Records excerpted from a collection
▽
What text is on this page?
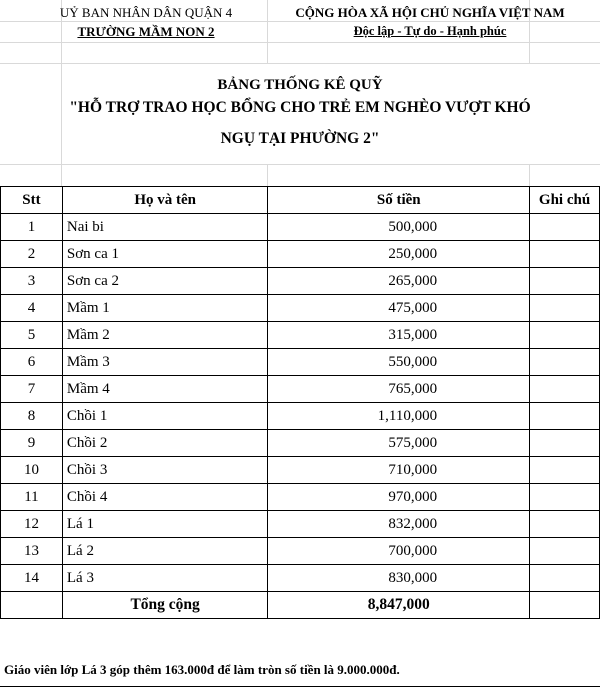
UỶ BAN NHÂN DÂN QUẬN 4
TRƯỜNG MẦM NON 2
CỘNG HÒA XÃ HỘI CHỦ NGHĨA VIỆT NAM
Độc lập - Tự do - Hạnh phúc
BẢNG THỐNG KÊ QUỸ
"HỖ TRỢ TRAO HỌC BỔNG CHO TRẺ EM NGHÈO VƯỢT KHÓ
NGỤ TẠI PHƯỜNG 2"
Stt	Họ và tên	Số tiền	Ghi chú
1	Nai bi	500,000	
2	Sơn ca 1	250,000	
3	Sơn ca 2	265,000	
4	Mầm 1	475,000	
5	Mầm 2	315,000	
6	Mầm 3	550,000	
7	Mầm 4	765,000	
8	Chồi 1	1,110,000	
9	Chồi 2	575,000	
10	Chồi 3	710,000	
11	Chồi 4	970,000	
12	Lá 1	832,000	
13	Lá 2	700,000	
14	Lá 3	830,000	
	Tổng cộng	8,847,000	
Giáo viên lớp Lá 3 góp thêm 163.000đ để làm tròn số tiền là 9.000.000đ.
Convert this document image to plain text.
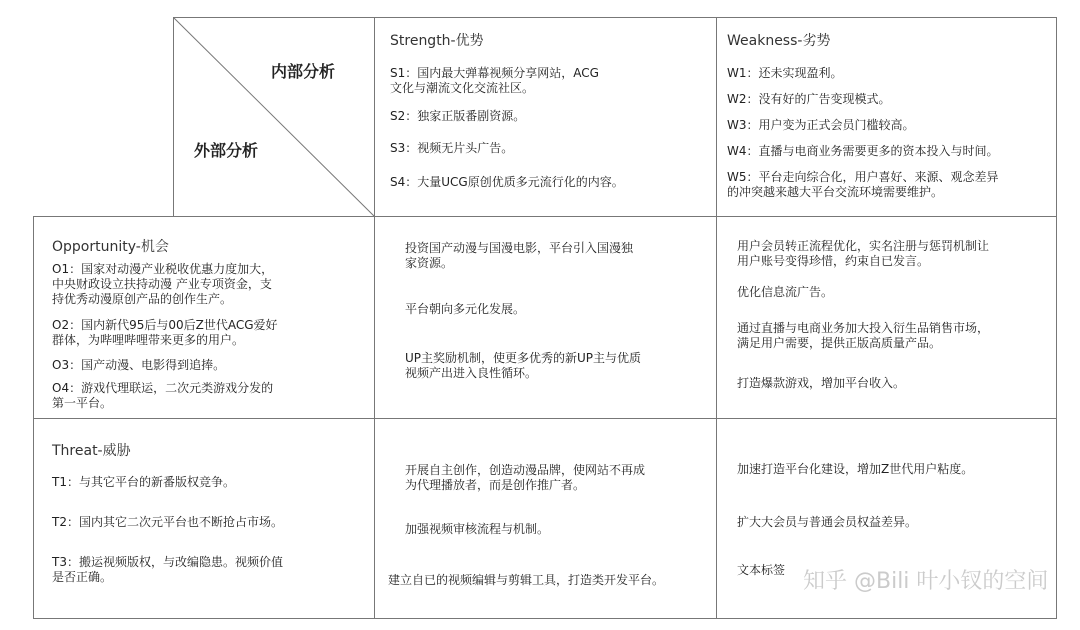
内部分析
外部分析
Strength-优势
S1：国内最大弹幕视频分享网站，ACG
文化与潮流文化交流社区。
S2：独家正版番剧资源。
S3：视频无片头广告。
S4：大量UCG原创优质多元流行化的内容。
Weakness-劣势
W1：还未实现盈利。
W2：没有好的广告变现模式。
W3：用户变为正式会员门槛较高。
W4：直播与电商业务需要更多的资本投入与时间。
W5：平台走向综合化，用户喜好、来源、观念差异
的冲突越来越大平台交流环境需要维护。
Opportunity-机会
O1：国家对动漫产业税收优惠力度加大，
中央财政设立扶持动漫 产业专项资金，支
持优秀动漫原创产品的创作生产。
O2：国内新代95后与00后Z世代ACG爱好
群体，为哔哩哔哩带来更多的用户。
O3：国产动漫、电影得到追捧。
O4：游戏代理联运，二次元类游戏分发的
第一平台。
投资国产动漫与国漫电影，平台引入国漫独
家资源。
平台朝向多元化发展。
UP主奖励机制，使更多优秀的新UP主与优质
视频产出进入良性循环。
用户会员转正流程优化，实名注册与惩罚机制让
用户账号变得珍惜，约束自已发言。
优化信息流广告。
通过直播与电商业务加大投入衍生品销售市场，
满足用户需要，提供正版高质量产品。
打造爆款游戏，增加平台收入。
Threat-威胁
T1：与其它平台的新番版权竞争。
T2：国内其它二次元平台也不断抢占市场。
T3：搬运视频版权，与改编隐患。视频价值
是否正确。
开展自主创作，创造动漫品牌，使网站不再成
为代理播放者，而是创作推广者。
加强视频审核流程与机制。
建立自已的视频编辑与剪辑工具，打造类开发平台。
加速打造平台化建设，增加Z世代用户粘度。
扩大大会员与普通会员权益差异。
文本标签 知乎 @Bili 叶小钗的空间
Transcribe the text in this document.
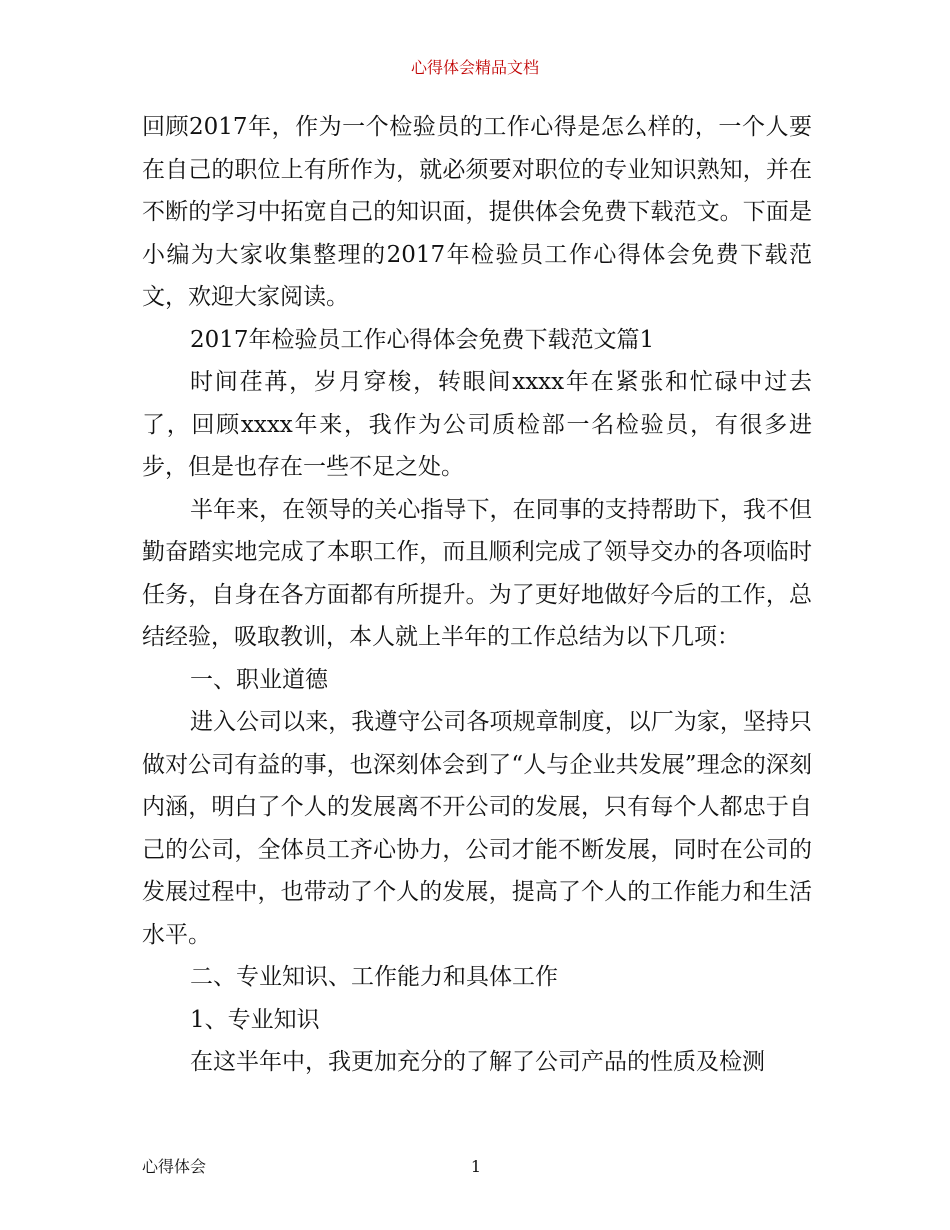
心得体会精品文档

回顾2017年，作为一个检验员的工作心得是怎么样的，一个人要在自己的职位上有所作为，就必须要对职位的专业知识熟知，并在不断的学习中拓宽自己的知识面，提供体会免费下载范文。下面是小编为大家收集整理的2017年检验员工作心得体会免费下载范文，欢迎大家阅读。

2017年检验员工作心得体会免费下载范文篇1

时间荏苒，岁月穿梭，转眼间xxxx年在紧张和忙碌中过去了，回顾xxxx年来，我作为公司质检部一名检验员，有很多进步，但是也存在一些不足之处。

半年来，在领导的关心指导下，在同事的支持帮助下，我不但勤奋踏实地完成了本职工作，而且顺利完成了领导交办的各项临时任务，自身在各方面都有所提升。为了更好地做好今后的工作，总结经验，吸取教训，本人就上半年的工作总结为以下几项：

一、职业道德

进入公司以来，我遵守公司各项规章制度，以厂为家，坚持只做对公司有益的事，也深刻体会到了“人与企业共发展”理念的深刻内涵，明白了个人的发展离不开公司的发展，只有每个人都忠于自己的公司，全体员工齐心协力，公司才能不断发展，同时在公司的发展过程中，也带动了个人的发展，提高了个人的工作能力和生活水平。

二、专业知识、工作能力和具体工作

1、专业知识

在这半年中，我更加充分的了解了公司产品的性质及检测

心得体会	1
△
### WHAT TO WORK ON
What is needed is an exact reproduction of the data, pictures excluded.

### RESULT
What text is on this page?
UỶ BAN NHÂN DÂN QUẬN 4
TRƯỜNG MẦM NON 2
CỘNG HÒA XÃ HỘI CHỦ NGHĨA VIỆT NAM
Độc lập - Tự do - Hạnh phúc
BẢNG THỐNG KÊ QUỸ
"HỖ TRỢ TRAO HỌC BỔNG CHO TRẺ EM NGHÈO VƯỢT KHÓ
NGỤ TẠI PHƯỜNG 2"
Stt	Họ và tên	Số tiền	Ghi chú
1	Nai bi	500,000	
2	Sơn ca 1	250,000	
3	Sơn ca 2	265,000	
4	Mầm 1	475,000	
5	Mầm 2	315,000	
6	Mầm 3	550,000	
7	Mầm 4	765,000	
8	Chồi 1	1,110,000	
9	Chồi 2	575,000	
10	Chồi 3	710,000	
11	Chồi 4	970,000	
12	Lá 1	832,000	
13	Lá 2	700,000	
14	Lá 3	830,000	
	Tổng cộng	8,847,000	
Giáo viên lớp Lá 3 góp thêm 163.000đ để làm tròn số tiền là 9.000.000đ.
Convert this document image to plain text.
内部分析
外部分析
Strength-优势
S1：国内最大弹幕视频分享网站，ACG
文化与潮流文化交流社区。
S2：独家正版番剧资源。
S3：视频无片头广告。
S4：大量UCG原创优质多元流行化的内容。
Weakness-劣势
W1：还未实现盈利。
W2：没有好的广告变现模式。
W3：用户变为正式会员门槛较高。
W4：直播与电商业务需要更多的资本投入与时间。
W5：平台走向综合化，用户喜好、来源、观念差异
的冲突越来越大平台交流环境需要维护。
Opportunity-机会
O1：国家对动漫产业税收优惠力度加大，
中央财政设立扶持动漫 产业专项资金，支
持优秀动漫原创产品的创作生产。
O2：国内新代95后与00后Z世代ACG爱好
群体，为哔哩哔哩带来更多的用户。
O3：国产动漫、电影得到追捧。
O4：游戏代理联运，二次元类游戏分发的
第一平台。
投资国产动漫与国漫电影，平台引入国漫独
家资源。
平台朝向多元化发展。
UP主奖励机制，使更多优秀的新UP主与优质
视频产出进入良性循环。
用户会员转正流程优化，实名注册与惩罚机制让
用户账号变得珍惜，约束自已发言。
优化信息流广告。
通过直播与电商业务加大投入衍生品销售市场，
满足用户需要，提供正版高质量产品。
打造爆款游戏，增加平台收入。
Threat-威胁
T1：与其它平台的新番版权竞争。
T2：国内其它二次元平台也不断抢占市场。
T3：搬运视频版权，与改编隐患。视频价值
是否正确。
开展自主创作，创造动漫品牌，使网站不再成
为代理播放者，而是创作推广者。
加强视频审核流程与机制。
建立自已的视频编辑与剪辑工具，打造类开发平台。
加速打造平台化建设，增加Z世代用户粘度。
扩大大会员与普通会员权益差异。
文本标签 知乎 @Bili 叶小钗的空间
Transcribe the text in this document.
心得体会精品文档

回顾2017年，作为一个检验员的工作心得是怎么样的，一个人要在自己的职位上有所作为，就必须要对职位的专业知识熟知，并在不断的学习中拓宽自己的知识面，提供体会免费下载范文。下面是小编为大家收集整理的2017年检验员工作心得体会免费下载范文，欢迎大家阅读。

2017年检验员工作心得体会免费下载范文篇1

时间荏苒，岁月穿梭，转眼间xxxx年在紧张和忙碌中过去了，回顾xxxx年来，我作为公司质检部一名检验员，有很多进步，但是也存在一些不足之处。

半年来，在领导的关心指导下，在同事的支持帮助下，我不但勤奋踏实地完成了本职工作，而且顺利完成了领导交办的各项临时任务，自身在各方面都有所提升。为了更好地做好今后的工作，总结经验，吸取教训，本人就上半年的工作总结为以下几项：

一、职业道德

进入公司以来，我遵守公司各项规章制度，以厂为家，坚持只做对公司有益的事，也深刻体会到了“人与企业共发展”理念的深刻内涵，明白了个人的发展离不开公司的发展，只有每个人都忠于自己的公司，全体员工齐心协力，公司才能不断发展，同时在公司的发展过程中，也带动了个人的发展，提高了个人的工作能力和生活水平。

二、专业知识、工作能力和具体工作

1、专业知识

在这半年中，我更加充分的了解了公司产品的性质及检测

心得体会	1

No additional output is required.